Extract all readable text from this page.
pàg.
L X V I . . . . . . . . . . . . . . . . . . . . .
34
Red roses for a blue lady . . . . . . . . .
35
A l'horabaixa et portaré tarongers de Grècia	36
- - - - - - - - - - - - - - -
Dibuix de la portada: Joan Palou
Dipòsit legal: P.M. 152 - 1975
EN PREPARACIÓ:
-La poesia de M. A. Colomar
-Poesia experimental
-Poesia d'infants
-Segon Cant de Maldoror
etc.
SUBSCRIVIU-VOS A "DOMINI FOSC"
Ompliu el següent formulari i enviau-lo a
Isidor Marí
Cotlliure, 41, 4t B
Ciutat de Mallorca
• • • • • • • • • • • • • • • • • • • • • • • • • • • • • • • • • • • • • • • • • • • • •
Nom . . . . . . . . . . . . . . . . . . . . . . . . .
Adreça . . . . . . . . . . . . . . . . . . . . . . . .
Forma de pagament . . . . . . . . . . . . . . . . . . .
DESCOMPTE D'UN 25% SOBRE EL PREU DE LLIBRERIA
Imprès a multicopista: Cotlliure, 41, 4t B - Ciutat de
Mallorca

───

### INSTRUCTIONS FOR THE TASK
Copy out all of the records shown above exactly.

### RIGHT ANSWER
Extract all readable text from this page.
pàg.
L X V I . . . . . . . . . . . . . . . . . . . . .
34
Red roses for a blue lady . . . . . . . . .
35
A l'horabaixa et portaré tarongers de Grècia	36
- - - - - - - - - - - - - - -
Dibuix de la portada: Joan Palou
Dipòsit legal: P.M. 152 - 1975
EN PREPARACIÓ:
-La poesia de M. A. Colomar
-Poesia experimental
-Poesia d'infants
-Segon Cant de Maldoror
etc.
SUBSCRIVIU-VOS A "DOMINI FOSC"
Ompliu el següent formulari i enviau-lo a
Isidor Marí
Cotlliure, 41, 4t B
Ciutat de Mallorca
• • • • • • • • • • • • • • • • • • • • • • • • • • • • • • • • • • • • • • • • • • • • •
Nom . . . . . . . . . . . . . . . . . . . . . . . . .
Adreça . . . . . . . . . . . . . . . . . . . . . . . .
Forma de pagament . . . . . . . . . . . . . . . . . . .
DESCOMPTE D'UN 25% SOBRE EL PREU DE LLIBRERIA
Imprès a multicopista: Cotlliure, 41, 4t B - Ciutat de
Mallorca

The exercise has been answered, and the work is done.